### YOUR GOAL
The listing below should be written out exactly; please include all of it.
══════
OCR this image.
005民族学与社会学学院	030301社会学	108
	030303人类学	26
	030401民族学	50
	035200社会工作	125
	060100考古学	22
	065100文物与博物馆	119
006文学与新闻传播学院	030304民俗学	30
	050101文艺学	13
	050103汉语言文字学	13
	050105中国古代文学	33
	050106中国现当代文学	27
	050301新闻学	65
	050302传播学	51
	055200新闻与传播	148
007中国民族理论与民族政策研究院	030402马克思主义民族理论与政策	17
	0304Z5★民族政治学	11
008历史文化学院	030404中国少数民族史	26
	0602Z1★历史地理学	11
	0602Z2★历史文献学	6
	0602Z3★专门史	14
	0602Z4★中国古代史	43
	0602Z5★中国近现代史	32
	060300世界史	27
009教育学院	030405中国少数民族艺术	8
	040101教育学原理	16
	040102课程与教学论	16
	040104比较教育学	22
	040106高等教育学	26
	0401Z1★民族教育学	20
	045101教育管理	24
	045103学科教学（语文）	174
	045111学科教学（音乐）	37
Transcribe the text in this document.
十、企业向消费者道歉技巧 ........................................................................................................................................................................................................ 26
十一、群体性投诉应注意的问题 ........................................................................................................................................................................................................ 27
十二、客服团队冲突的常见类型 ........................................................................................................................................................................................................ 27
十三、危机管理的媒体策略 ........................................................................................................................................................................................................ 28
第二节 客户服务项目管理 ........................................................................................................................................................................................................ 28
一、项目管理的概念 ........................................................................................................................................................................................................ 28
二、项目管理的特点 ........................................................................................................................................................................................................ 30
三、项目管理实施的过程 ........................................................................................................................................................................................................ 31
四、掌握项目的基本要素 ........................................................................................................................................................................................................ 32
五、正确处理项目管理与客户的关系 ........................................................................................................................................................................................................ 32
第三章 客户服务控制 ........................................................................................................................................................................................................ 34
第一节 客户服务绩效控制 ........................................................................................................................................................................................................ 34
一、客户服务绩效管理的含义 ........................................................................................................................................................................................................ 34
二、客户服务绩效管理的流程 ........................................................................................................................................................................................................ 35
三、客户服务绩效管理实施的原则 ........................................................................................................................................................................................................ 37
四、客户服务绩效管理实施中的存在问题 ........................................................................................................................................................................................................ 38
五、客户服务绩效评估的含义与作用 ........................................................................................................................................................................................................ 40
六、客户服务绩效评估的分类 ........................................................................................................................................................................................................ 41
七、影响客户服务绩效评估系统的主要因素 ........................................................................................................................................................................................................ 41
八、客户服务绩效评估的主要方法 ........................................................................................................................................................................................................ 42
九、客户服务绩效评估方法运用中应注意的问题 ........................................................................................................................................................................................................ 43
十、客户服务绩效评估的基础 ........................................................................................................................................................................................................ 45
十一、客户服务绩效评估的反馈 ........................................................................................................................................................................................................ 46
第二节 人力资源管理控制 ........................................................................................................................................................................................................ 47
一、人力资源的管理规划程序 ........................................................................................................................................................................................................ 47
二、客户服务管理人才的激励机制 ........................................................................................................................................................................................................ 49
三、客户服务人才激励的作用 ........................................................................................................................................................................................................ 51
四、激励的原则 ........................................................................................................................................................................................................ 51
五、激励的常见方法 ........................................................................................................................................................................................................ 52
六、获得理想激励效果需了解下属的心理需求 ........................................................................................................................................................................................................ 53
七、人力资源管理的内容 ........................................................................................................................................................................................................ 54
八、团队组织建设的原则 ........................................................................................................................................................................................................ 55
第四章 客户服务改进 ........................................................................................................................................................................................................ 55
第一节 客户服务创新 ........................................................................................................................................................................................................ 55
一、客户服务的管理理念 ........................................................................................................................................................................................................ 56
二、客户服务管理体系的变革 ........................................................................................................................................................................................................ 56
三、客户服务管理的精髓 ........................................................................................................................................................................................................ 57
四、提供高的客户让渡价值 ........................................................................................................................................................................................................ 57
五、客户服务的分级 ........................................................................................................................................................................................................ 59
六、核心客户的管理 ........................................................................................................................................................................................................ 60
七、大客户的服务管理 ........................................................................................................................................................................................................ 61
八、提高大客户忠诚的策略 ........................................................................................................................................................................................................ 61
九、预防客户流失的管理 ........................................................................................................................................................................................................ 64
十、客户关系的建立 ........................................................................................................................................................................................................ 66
══════
### WRITTEN SOLUTION
OCR this image.
005民族学与社会学学院	030301社会学	108
	030303人类学	26
	030401民族学	50
	035200社会工作	125
	060100考古学	22
	065100文物与博物馆	119
006文学与新闻传播学院	030304民俗学	30
	050101文艺学	13
	050103汉语言文字学	13
	050105中国古代文学	33
	050106中国现当代文学	27
	050301新闻学	65
	050302传播学	51
	055200新闻与传播	148
007中国民族理论与民族政策研究院	030402马克思主义民族理论与政策	17
	0304Z5★民族政治学	11
008历史文化学院	030404中国少数民族史	26
	0602Z1★历史地理学	11
	0602Z2★历史文献学	6
	0602Z3★专门史	14
	0602Z4★中国古代史	43
	0602Z5★中国近现代史	32
	060300世界史	27
009教育学院	030405中国少数民族艺术	8
	040101教育学原理	16
	040102课程与教学论	16
	040104比较教育学	22
	040106高等教育学	26
	0401Z1★民族教育学	20
	045101教育管理	24
	045103学科教学（语文）	174
	045111学科教学（音乐）	37
Transcribe the text in this document.
十、企业向消费者道歉技巧 ........................................................................................................................................................................................................ 26
十一、群体性投诉应注意的问题 ........................................................................................................................................................................................................ 27
十二、客服团队冲突的常见类型 ........................................................................................................................................................................................................ 27
十三、危机管理的媒体策略 ........................................................................................................................................................................................................ 28
第二节 客户服务项目管理 ........................................................................................................................................................................................................ 28
一、项目管理的概念 ........................................................................................................................................................................................................ 28
二、项目管理的特点 ........................................................................................................................................................................................................ 30
三、项目管理实施的过程 ........................................................................................................................................................................................................ 31
四、掌握项目的基本要素 ........................................................................................................................................................................................................ 32
五、正确处理项目管理与客户的关系 ........................................................................................................................................................................................................ 32
第三章 客户服务控制 ........................................................................................................................................................................................................ 34
第一节 客户服务绩效控制 ........................................................................................................................................................................................................ 34
一、客户服务绩效管理的含义 ........................................................................................................................................................................................................ 34
二、客户服务绩效管理的流程 ........................................................................................................................................................................................................ 35
三、客户服务绩效管理实施的原则 ........................................................................................................................................................................................................ 37
四、客户服务绩效管理实施中的存在问题 ........................................................................................................................................................................................................ 38
五、客户服务绩效评估的含义与作用 ........................................................................................................................................................................................................ 40
六、客户服务绩效评估的分类 ........................................................................................................................................................................................................ 41
七、影响客户服务绩效评估系统的主要因素 ........................................................................................................................................................................................................ 41
八、客户服务绩效评估的主要方法 ........................................................................................................................................................................................................ 42
九、客户服务绩效评估方法运用中应注意的问题 ........................................................................................................................................................................................................ 43
十、客户服务绩效评估的基础 ........................................................................................................................................................................................................ 45
十一、客户服务绩效评估的反馈 ........................................................................................................................................................................................................ 46
第二节 人力资源管理控制 ........................................................................................................................................................................................................ 47
一、人力资源的管理规划程序 ........................................................................................................................................................................................................ 47
二、客户服务管理人才的激励机制 ........................................................................................................................................................................................................ 49
三、客户服务人才激励的作用 ........................................................................................................................................................................................................ 51
四、激励的原则 ........................................................................................................................................................................................................ 51
五、激励的常见方法 ........................................................................................................................................................................................................ 52
六、获得理想激励效果需了解下属的心理需求 ........................................................................................................................................................................................................ 53
七、人力资源管理的内容 ........................................................................................................................................................................................................ 54
八、团队组织建设的原则 ........................................................................................................................................................................................................ 55
第四章 客户服务改进 ........................................................................................................................................................................................................ 55
第一节 客户服务创新 ........................................................................................................................................................................................................ 55
一、客户服务的管理理念 ........................................................................................................................................................................................................ 56
二、客户服务管理体系的变革 ........................................................................................................................................................................................................ 56
三、客户服务管理的精髓 ........................................................................................................................................................................................................ 57
四、提供高的客户让渡价值 ........................................................................................................................................................................................................ 57
五、客户服务的分级 ........................................................................................................................................................................................................ 59
六、核心客户的管理 ........................................................................................................................................................................................................ 60
七、大客户的服务管理 ........................................................................................................................................................................................................ 61
八、提高大客户忠诚的策略 ........................................................................................................................................................................................................ 61
九、预防客户流失的管理 ........................................................................................................................................................................................................ 64
十、客户关系的建立 ........................................................................................................................................................................................................ 66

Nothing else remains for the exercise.